§ **AIM OF THE EXERCISE**: Determine which lines contain the word "estator", then copy those lines.

[Records contained in a dataset]
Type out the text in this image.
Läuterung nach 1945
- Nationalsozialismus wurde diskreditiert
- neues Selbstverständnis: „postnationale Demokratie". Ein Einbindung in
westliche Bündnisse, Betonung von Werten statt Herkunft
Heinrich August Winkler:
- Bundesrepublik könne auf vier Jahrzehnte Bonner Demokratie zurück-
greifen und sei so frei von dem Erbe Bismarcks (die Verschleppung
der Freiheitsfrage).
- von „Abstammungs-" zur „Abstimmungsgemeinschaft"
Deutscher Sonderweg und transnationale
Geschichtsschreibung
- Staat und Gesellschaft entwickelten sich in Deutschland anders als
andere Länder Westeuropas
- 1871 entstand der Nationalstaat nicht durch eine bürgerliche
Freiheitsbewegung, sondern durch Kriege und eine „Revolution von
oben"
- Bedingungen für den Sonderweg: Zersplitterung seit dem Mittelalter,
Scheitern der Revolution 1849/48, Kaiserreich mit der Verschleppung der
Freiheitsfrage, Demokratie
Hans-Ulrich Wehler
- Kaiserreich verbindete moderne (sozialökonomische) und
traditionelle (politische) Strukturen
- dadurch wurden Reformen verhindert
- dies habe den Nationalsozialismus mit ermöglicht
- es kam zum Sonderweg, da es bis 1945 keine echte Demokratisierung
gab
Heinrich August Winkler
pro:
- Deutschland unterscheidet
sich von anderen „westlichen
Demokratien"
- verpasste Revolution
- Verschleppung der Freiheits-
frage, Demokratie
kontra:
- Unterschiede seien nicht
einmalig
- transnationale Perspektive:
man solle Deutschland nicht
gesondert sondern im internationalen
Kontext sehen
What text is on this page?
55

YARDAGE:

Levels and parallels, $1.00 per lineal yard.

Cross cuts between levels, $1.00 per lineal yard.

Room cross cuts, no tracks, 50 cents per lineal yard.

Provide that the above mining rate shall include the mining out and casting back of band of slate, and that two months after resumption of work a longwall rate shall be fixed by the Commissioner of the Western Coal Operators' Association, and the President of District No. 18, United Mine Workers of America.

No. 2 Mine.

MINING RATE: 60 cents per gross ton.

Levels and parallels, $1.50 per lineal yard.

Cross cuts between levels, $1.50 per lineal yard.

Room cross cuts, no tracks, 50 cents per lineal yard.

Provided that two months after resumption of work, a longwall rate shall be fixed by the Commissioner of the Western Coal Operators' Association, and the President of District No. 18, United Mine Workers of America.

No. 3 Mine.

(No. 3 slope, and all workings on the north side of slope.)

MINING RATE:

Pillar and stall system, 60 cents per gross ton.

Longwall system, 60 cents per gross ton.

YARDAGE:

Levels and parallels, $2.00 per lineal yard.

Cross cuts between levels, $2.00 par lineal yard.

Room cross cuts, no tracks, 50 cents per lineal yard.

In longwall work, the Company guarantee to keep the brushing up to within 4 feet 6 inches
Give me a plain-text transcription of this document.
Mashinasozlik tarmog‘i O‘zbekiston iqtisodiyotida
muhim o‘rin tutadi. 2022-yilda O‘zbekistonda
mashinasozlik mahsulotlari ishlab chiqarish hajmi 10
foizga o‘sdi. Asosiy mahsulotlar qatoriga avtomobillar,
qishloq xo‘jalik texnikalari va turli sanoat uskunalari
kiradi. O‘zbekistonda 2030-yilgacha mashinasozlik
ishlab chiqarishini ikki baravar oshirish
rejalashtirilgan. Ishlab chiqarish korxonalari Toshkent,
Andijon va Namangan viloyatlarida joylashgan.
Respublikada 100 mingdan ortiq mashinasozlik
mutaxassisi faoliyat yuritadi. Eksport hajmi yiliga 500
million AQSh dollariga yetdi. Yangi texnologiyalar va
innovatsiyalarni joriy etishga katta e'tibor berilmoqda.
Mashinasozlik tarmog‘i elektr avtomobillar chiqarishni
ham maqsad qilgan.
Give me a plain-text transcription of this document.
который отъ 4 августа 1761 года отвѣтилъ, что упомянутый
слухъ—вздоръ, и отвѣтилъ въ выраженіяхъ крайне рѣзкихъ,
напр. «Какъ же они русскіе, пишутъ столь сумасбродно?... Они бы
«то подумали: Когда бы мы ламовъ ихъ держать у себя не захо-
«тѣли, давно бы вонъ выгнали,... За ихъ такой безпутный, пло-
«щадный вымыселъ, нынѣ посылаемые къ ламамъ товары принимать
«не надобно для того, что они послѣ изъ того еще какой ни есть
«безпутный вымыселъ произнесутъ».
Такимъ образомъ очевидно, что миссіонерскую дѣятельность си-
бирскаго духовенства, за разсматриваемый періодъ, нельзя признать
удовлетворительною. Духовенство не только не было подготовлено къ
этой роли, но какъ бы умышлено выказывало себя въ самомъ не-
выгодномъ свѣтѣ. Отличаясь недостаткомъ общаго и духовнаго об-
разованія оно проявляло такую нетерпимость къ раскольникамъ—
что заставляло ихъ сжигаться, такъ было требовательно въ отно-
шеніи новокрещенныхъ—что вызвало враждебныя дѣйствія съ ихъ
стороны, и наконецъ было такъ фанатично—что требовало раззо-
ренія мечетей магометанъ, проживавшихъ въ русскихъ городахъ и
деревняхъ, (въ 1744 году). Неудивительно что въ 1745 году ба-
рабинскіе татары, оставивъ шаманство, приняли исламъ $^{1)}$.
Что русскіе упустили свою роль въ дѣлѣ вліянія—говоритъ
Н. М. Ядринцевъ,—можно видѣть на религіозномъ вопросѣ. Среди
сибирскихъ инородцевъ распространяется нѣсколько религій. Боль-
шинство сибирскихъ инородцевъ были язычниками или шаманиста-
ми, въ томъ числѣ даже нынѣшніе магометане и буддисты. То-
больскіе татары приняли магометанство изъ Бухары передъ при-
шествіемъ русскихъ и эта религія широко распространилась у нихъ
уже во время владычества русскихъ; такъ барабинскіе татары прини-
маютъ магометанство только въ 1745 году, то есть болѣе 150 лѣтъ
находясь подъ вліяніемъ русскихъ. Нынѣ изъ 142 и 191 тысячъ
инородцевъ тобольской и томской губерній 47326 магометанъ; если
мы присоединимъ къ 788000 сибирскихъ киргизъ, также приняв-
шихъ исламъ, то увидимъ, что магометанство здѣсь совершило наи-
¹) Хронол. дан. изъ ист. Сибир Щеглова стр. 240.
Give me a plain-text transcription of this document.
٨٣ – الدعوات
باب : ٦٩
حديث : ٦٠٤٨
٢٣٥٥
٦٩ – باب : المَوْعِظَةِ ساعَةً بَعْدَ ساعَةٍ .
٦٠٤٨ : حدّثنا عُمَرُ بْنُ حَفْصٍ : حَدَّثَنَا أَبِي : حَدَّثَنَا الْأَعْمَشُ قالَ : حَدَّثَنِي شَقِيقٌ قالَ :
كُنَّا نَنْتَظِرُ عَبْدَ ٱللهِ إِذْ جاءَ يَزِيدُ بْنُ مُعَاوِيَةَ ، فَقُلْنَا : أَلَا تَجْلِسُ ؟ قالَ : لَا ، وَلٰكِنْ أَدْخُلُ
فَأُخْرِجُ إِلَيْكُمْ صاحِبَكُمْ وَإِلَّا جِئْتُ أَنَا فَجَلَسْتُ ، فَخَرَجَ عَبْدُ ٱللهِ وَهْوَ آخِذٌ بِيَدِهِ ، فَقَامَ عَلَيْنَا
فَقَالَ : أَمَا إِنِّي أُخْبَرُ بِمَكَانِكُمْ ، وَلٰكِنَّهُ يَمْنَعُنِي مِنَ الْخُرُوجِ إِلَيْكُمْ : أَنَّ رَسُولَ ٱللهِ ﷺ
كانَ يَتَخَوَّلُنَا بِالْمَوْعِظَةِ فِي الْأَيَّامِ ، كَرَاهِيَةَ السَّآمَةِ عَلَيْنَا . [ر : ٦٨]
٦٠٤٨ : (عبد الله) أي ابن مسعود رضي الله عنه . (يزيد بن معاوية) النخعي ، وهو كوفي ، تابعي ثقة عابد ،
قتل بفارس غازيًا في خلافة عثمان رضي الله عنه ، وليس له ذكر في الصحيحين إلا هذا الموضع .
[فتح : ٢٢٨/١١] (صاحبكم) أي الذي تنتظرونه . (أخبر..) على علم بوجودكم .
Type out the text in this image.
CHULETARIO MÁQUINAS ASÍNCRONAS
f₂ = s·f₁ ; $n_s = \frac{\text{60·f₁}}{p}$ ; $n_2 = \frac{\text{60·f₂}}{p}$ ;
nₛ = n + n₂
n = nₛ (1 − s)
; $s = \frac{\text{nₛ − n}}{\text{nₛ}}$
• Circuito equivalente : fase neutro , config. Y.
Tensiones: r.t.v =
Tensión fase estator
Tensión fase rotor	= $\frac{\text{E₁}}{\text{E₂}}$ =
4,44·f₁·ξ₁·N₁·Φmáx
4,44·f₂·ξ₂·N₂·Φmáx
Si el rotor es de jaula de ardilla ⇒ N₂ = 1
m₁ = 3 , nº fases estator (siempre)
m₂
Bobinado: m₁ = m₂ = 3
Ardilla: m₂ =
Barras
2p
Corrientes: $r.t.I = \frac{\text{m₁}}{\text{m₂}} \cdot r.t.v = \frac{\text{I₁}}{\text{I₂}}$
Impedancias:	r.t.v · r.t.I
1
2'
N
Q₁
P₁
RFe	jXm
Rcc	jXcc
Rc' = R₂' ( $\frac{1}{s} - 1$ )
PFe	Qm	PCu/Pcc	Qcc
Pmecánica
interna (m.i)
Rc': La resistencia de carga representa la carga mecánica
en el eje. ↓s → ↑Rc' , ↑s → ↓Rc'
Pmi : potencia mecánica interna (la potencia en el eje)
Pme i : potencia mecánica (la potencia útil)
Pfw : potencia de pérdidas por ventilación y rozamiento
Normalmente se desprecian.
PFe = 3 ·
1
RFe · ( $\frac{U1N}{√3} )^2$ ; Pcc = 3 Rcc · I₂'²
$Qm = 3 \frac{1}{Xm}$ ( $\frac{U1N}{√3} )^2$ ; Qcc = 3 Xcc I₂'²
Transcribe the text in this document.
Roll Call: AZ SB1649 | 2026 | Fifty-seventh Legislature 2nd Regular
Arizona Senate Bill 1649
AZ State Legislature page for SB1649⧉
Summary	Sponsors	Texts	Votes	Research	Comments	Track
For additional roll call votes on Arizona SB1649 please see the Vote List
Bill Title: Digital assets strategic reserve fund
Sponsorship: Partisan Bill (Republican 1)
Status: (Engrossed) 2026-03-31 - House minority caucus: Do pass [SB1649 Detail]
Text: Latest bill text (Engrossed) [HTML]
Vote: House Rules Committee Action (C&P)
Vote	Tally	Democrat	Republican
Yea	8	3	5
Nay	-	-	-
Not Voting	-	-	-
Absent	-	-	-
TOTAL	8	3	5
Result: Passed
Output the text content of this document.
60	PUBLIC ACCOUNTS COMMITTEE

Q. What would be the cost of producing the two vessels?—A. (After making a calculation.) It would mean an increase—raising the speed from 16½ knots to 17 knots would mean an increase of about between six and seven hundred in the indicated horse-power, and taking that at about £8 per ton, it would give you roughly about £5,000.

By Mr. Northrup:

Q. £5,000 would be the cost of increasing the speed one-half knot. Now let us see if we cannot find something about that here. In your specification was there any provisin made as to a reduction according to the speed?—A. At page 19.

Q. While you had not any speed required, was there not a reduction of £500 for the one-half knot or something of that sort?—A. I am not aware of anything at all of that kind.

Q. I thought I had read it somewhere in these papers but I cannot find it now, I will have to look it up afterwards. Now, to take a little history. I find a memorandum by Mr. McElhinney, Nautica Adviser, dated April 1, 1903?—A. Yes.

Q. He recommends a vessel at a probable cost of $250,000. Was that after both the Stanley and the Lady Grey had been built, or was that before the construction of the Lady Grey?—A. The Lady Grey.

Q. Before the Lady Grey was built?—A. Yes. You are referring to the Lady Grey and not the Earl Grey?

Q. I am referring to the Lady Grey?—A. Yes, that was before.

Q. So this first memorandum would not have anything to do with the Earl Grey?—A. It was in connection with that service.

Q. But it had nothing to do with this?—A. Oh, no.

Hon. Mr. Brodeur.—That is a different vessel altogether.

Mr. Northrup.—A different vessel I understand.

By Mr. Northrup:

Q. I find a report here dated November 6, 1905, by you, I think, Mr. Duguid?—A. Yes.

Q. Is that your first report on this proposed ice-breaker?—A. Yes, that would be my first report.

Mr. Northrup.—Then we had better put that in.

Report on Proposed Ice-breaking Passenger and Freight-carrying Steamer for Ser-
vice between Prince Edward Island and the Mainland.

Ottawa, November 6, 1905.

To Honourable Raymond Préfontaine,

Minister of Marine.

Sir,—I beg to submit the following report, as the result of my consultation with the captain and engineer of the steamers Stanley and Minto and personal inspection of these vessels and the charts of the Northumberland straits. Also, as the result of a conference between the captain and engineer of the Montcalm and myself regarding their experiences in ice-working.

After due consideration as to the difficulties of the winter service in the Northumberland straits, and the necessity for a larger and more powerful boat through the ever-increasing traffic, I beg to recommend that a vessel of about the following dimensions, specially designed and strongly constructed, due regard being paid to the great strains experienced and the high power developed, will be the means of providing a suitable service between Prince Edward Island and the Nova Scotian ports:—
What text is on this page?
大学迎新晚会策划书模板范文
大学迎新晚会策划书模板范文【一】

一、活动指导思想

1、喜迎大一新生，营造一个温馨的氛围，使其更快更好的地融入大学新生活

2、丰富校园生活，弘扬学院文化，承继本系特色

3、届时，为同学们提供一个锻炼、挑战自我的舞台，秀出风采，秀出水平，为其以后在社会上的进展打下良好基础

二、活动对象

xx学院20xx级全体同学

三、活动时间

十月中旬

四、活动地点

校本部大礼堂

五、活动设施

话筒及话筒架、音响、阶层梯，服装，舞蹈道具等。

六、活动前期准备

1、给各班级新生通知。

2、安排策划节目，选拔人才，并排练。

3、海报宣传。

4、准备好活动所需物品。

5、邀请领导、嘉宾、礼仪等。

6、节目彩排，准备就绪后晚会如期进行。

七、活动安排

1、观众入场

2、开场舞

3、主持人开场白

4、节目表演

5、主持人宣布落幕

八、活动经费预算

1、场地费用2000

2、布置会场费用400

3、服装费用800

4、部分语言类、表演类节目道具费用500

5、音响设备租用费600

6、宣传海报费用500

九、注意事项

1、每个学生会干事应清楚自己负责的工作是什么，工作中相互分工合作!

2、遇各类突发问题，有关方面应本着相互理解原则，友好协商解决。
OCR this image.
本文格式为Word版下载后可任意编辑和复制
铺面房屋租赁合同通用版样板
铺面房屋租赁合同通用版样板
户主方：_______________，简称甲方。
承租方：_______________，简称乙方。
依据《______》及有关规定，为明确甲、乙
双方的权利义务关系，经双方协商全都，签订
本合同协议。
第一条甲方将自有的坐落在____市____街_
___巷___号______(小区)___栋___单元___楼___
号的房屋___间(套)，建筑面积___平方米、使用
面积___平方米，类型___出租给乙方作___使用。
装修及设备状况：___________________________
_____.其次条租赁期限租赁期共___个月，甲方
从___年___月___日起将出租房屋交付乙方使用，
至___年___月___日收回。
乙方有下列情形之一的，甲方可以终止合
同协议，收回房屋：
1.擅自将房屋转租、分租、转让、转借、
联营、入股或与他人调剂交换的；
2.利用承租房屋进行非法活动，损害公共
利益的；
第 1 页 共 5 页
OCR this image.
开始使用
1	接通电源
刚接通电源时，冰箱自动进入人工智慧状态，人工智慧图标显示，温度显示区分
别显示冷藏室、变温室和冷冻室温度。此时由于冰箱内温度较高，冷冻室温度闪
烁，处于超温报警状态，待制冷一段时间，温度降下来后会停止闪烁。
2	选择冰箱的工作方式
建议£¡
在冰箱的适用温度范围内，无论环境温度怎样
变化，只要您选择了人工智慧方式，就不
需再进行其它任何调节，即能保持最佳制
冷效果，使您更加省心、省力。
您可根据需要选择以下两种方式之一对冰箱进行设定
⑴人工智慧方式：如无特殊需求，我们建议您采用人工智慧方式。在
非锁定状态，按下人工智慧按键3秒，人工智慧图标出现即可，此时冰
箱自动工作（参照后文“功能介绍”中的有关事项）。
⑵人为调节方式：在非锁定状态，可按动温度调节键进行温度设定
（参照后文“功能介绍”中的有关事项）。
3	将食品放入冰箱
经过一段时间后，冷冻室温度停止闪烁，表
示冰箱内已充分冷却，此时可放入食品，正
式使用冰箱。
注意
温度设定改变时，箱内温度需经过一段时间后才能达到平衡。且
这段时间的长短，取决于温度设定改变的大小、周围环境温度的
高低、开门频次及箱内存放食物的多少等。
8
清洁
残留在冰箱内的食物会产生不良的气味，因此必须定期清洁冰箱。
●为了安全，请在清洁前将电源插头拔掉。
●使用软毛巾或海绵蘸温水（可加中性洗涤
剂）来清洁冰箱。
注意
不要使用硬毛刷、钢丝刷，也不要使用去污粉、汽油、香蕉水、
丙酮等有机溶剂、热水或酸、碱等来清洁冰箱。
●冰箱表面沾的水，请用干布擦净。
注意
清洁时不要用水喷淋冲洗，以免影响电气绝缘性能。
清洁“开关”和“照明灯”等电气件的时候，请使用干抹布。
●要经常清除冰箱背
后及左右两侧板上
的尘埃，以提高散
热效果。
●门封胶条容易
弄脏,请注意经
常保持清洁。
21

§ **RESPONSE TO THE EXERCISE**:
Tensión fase estator
m₁ = 3 , nº fases estator (siempre)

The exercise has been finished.